Work required: Set all the material down again unchanged, without the pictures.
# # # # # # #
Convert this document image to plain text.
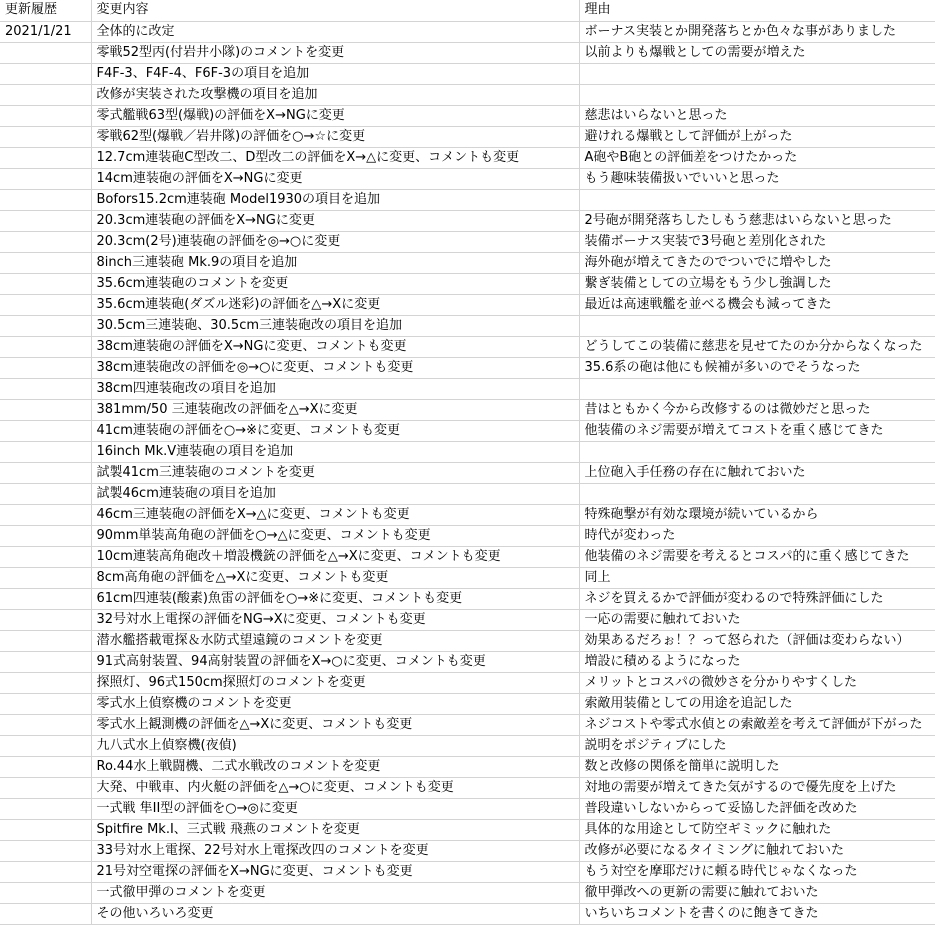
更新履歴	変更内容	理由
2021/1/21	全体的に改定	ボーナス実装とか開発落ちとか色々な事がありました
	零戦52型丙(付岩井小隊)のコメントを変更	以前よりも爆戦としての需要が増えた
	F4F-3、F4F-4、F6F-3の項目を追加	
	改修が実装された攻撃機の項目を追加	
	零式艦戦63型(爆戦)の評価をX→NGに変更	慈悲はいらないと思った
	零戦62型(爆戦／岩井隊)の評価を○→☆に変更	避けれる爆戦として評価が上がった
	12.7cm連装砲C型改二、D型改二の評価をX→△に変更、コメントも変更	A砲やB砲との評価差をつけたかった
	14cm連装砲の評価をX→NGに変更	もう趣味装備扱いでいいと思った
	Bofors15.2cm連装砲 Model1930の項目を追加	
	20.3cm連装砲の評価をX→NGに変更	2号砲が開発落ちしたしもう慈悲はいらないと思った
	20.3cm(2号)連装砲の評価を◎→○に変更	装備ボーナス実装で3号砲と差別化された
	8inch三連装砲 Mk.9の項目を追加	海外砲が増えてきたのでついでに増やした
	35.6cm連装砲のコメントを変更	繋ぎ装備としての立場をもう少し強調した
	35.6cm連装砲(ダズル迷彩)の評価を△→Xに変更	最近は高速戦艦を並べる機会も減ってきた
	30.5cm三連装砲、30.5cm三連装砲改の項目を追加	
	38cm連装砲の評価をX→NGに変更、コメントも変更	どうしてこの装備に慈悲を見せてたのか分からなくなった
	38cm連装砲改の評価を◎→○に変更、コメントも変更	35.6系の砲は他にも候補が多いのでそうなった
	38cm四連装砲改の項目を追加	
	381mm/50 三連装砲改の評価を△→Xに変更	昔はともかく今から改修するのは微妙だと思った
	41cm連装砲の評価を○→※に変更、コメントも変更	他装備のネジ需要が増えてコストを重く感じてきた
	16inch Mk.V連装砲の項目を追加	
	試製41cm三連装砲のコメントを変更	上位砲入手任務の存在に触れておいた
	試製46cm連装砲の項目を追加	
	46cm三連装砲の評価をX→△に変更、コメントも変更	特殊砲撃が有効な環境が続いているから
	90mm単装高角砲の評価を○→△に変更、コメントも変更	時代が変わった
	10cm連装高角砲改＋増設機銃の評価を△→Xに変更、コメントも変更	他装備のネジ需要を考えるとコスパ的に重く感じてきた
	8cm高角砲の評価を△→Xに変更、コメントも変更	同上
	61cm四連装(酸素)魚雷の評価を○→※に変更、コメントも変更	ネジを買えるかで評価が変わるので特殊評価にした
	32号対水上電探の評価をNG→Xに変更、コメントも変更	一応の需要に触れておいた
	潜水艦搭載電探＆水防式望遠鏡のコメントを変更	効果あるだろぉ！？って怒られた（評価は変わらない）
	91式高射装置、94高射装置の評価をX→○に変更、コメントも変更	増設に積めるようになった
	探照灯、96式150cm探照灯のコメントを変更	メリットとコスパの微妙さを分かりやすくした
	零式水上偵察機のコメントを変更	索敵用装備としての用途を追記した
	零式水上観測機の評価を△→Xに変更、コメントも変更	ネジコストや零式水偵との索敵差を考えて評価が下がった
	九八式水上偵察機(夜偵)	説明をポジティブにした
	Ro.44水上戦闘機、二式水戦改のコメントを変更	数と改修の関係を簡単に説明した
	大発、中戦車、内火艇の評価を△→○に変更、コメントも変更	対地の需要が増えてきた気がするので優先度を上げた
	一式戦 隼II型の評価を○→◎に変更	普段違いしないからって妥協した評価を改めた
	Spitfire Mk.I、三式戦 飛燕のコメントを変更	具体的な用途として防空ギミックに触れた
	33号対水上電探、22号対水上電探改四のコメントを変更	改修が必要になるタイミングに触れておいた
	21号対空電探の評価をX→NGに変更、コメントも変更	もう対空を摩耶だけに頼る時代じゃなくなった
	一式徹甲弾のコメントを変更	徹甲弾改への更新の需要に触れておいた
	その他いろいろ変更	いちいちコメントを書くのに飽きてきた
# # # # # # #
Result for this exercise:
Convert this document image to plain text.
更新履歴	変更内容	理由
2021/1/21	全体的に改定	ボーナス実装とか開発落ちとか色々な事がありました
	零戦52型丙(付岩井小隊)のコメントを変更	以前よりも爆戦としての需要が増えた
	F4F-3、F4F-4、F6F-3の項目を追加	
	改修が実装された攻撃機の項目を追加	
	零式艦戦63型(爆戦)の評価をX→NGに変更	慈悲はいらないと思った
	零戦62型(爆戦／岩井隊)の評価を○→☆に変更	避けれる爆戦として評価が上がった
	12.7cm連装砲C型改二、D型改二の評価をX→△に変更、コメントも変更	A砲やB砲との評価差をつけたかった
	14cm連装砲の評価をX→NGに変更	もう趣味装備扱いでいいと思った
	Bofors15.2cm連装砲 Model1930の項目を追加	
	20.3cm連装砲の評価をX→NGに変更	2号砲が開発落ちしたしもう慈悲はいらないと思った
	20.3cm(2号)連装砲の評価を◎→○に変更	装備ボーナス実装で3号砲と差別化された
	8inch三連装砲 Mk.9の項目を追加	海外砲が増えてきたのでついでに増やした
	35.6cm連装砲のコメントを変更	繋ぎ装備としての立場をもう少し強調した
	35.6cm連装砲(ダズル迷彩)の評価を△→Xに変更	最近は高速戦艦を並べる機会も減ってきた
	30.5cm三連装砲、30.5cm三連装砲改の項目を追加	
	38cm連装砲の評価をX→NGに変更、コメントも変更	どうしてこの装備に慈悲を見せてたのか分からなくなった
	38cm連装砲改の評価を◎→○に変更、コメントも変更	35.6系の砲は他にも候補が多いのでそうなった
	38cm四連装砲改の項目を追加	
	381mm/50 三連装砲改の評価を△→Xに変更	昔はともかく今から改修するのは微妙だと思った
	41cm連装砲の評価を○→※に変更、コメントも変更	他装備のネジ需要が増えてコストを重く感じてきた
	16inch Mk.V連装砲の項目を追加	
	試製41cm三連装砲のコメントを変更	上位砲入手任務の存在に触れておいた
	試製46cm連装砲の項目を追加	
	46cm三連装砲の評価をX→△に変更、コメントも変更	特殊砲撃が有効な環境が続いているから
	90mm単装高角砲の評価を○→△に変更、コメントも変更	時代が変わった
	10cm連装高角砲改＋増設機銃の評価を△→Xに変更、コメントも変更	他装備のネジ需要を考えるとコスパ的に重く感じてきた
	8cm高角砲の評価を△→Xに変更、コメントも変更	同上
	61cm四連装(酸素)魚雷の評価を○→※に変更、コメントも変更	ネジを買えるかで評価が変わるので特殊評価にした
	32号対水上電探の評価をNG→Xに変更、コメントも変更	一応の需要に触れておいた
	潜水艦搭載電探＆水防式望遠鏡のコメントを変更	効果あるだろぉ！？って怒られた（評価は変わらない）
	91式高射装置、94高射装置の評価をX→○に変更、コメントも変更	増設に積めるようになった
	探照灯、96式150cm探照灯のコメントを変更	メリットとコスパの微妙さを分かりやすくした
	零式水上偵察機のコメントを変更	索敵用装備としての用途を追記した
	零式水上観測機の評価を△→Xに変更、コメントも変更	ネジコストや零式水偵との索敵差を考えて評価が下がった
	九八式水上偵察機(夜偵)	説明をポジティブにした
	Ro.44水上戦闘機、二式水戦改のコメントを変更	数と改修の関係を簡単に説明した
	大発、中戦車、内火艇の評価を△→○に変更、コメントも変更	対地の需要が増えてきた気がするので優先度を上げた
	一式戦 隼II型の評価を○→◎に変更	普段違いしないからって妥協した評価を改めた
	Spitfire Mk.I、三式戦 飛燕のコメントを変更	具体的な用途として防空ギミックに触れた
	33号対水上電探、22号対水上電探改四のコメントを変更	改修が必要になるタイミングに触れておいた
	21号対空電探の評価をX→NGに変更、コメントも変更	もう対空を摩耶だけに頼る時代じゃなくなった
	一式徹甲弾のコメントを変更	徹甲弾改への更新の需要に触れておいた
	その他いろいろ変更	いちいちコメントを書くのに飽きてきた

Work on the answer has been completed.